• What you have to do:
Retype the full set of records. Keep every character identical.

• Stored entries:
+ + + +
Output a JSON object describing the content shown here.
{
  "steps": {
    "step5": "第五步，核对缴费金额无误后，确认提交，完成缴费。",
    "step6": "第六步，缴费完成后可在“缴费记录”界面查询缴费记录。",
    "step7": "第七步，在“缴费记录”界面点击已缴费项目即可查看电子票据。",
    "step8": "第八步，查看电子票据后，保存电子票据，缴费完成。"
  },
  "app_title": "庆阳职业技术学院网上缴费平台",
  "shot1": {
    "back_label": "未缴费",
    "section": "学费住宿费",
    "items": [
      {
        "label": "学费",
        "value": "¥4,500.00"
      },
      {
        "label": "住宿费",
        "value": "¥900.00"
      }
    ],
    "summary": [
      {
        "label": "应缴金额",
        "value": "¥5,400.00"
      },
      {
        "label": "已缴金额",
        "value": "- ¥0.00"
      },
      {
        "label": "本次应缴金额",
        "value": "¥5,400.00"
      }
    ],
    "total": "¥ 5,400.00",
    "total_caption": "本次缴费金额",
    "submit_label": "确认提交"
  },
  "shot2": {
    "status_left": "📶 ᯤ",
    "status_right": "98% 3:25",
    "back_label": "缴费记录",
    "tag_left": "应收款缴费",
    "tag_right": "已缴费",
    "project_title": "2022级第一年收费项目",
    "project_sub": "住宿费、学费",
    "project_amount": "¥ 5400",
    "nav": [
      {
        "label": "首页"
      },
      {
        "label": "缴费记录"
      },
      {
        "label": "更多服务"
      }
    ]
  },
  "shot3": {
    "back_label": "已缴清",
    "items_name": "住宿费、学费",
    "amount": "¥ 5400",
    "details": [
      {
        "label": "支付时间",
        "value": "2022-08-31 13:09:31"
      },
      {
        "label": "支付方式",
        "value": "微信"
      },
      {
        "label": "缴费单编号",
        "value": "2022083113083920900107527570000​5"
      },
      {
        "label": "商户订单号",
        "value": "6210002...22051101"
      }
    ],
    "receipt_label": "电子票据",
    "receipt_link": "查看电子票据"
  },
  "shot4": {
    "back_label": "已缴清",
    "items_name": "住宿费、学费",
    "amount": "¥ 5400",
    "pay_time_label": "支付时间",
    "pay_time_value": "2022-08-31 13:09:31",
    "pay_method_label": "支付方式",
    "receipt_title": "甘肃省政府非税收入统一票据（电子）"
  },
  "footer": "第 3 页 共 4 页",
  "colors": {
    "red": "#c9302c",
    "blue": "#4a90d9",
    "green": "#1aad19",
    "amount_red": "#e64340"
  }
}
+ + + +
• Reply to the exercise:
Output a JSON object describing the content shown here.
{
  "steps": {
    "step5": "第五步，核对缴费金额无误后，确认提交，完成缴费。",
    "step6": "第六步，缴费完成后可在“缴费记录”界面查询缴费记录。",
    "step7": "第七步，在“缴费记录”界面点击已缴费项目即可查看电子票据。",
    "step8": "第八步，查看电子票据后，保存电子票据，缴费完成。"
  },
  "app_title": "庆阳职业技术学院网上缴费平台",
  "shot1": {
    "back_label": "未缴费",
    "section": "学费住宿费",
    "items": [
      {
        "label": "学费",
        "value": "¥4,500.00"
      },
      {
        "label": "住宿费",
        "value": "¥900.00"
      }
    ],
    "summary": [
      {
        "label": "应缴金额",
        "value": "¥5,400.00"
      },
      {
        "label": "已缴金额",
        "value": "- ¥0.00"
      },
      {
        "label": "本次应缴金额",
        "value": "¥5,400.00"
      }
    ],
    "total": "¥ 5,400.00",
    "total_caption": "本次缴费金额",
    "submit_label": "确认提交"
  },
  "shot2": {
    "status_left": "📶 ᯤ",
    "status_right": "98% 3:25",
    "back_label": "缴费记录",
    "tag_left": "应收款缴费",
    "tag_right": "已缴费",
    "project_title": "2022级第一年收费项目",
    "project_sub": "住宿费、学费",
    "project_amount": "¥ 5400",
    "nav": [
      {
        "label": "首页"
      },
      {
        "label": "缴费记录"
      },
      {
        "label": "更多服务"
      }
    ]
  },
  "shot3": {
    "back_label": "已缴清",
    "items_name": "住宿费、学费",
    "amount": "¥ 5400",
    "details": [
      {
        "label": "支付时间",
        "value": "2022-08-31 13:09:31"
      },
      {
        "label": "支付方式",
        "value": "微信"
      },
      {
        "label": "缴费单编号",
        "value": "2022083113083920900107527570000​5"
      },
      {
        "label": "商户订单号",
        "value": "6210002...22051101"
      }
    ],
    "receipt_label": "电子票据",
    "receipt_link": "查看电子票据"
  },
  "shot4": {
    "back_label": "已缴清",
    "items_name": "住宿费、学费",
    "amount": "¥ 5400",
    "pay_time_label": "支付时间",
    "pay_time_value": "2022-08-31 13:09:31",
    "pay_method_label": "支付方式",
    "receipt_title": "甘肃省政府非税收入统一票据（电子）"
  },
  "footer": "第 3 页 共 4 页",
  "colors": {
    "red": "#c9302c",
    "blue": "#4a90d9",
    "green": "#1aad19",
    "amount_red": "#e64340"
  }
}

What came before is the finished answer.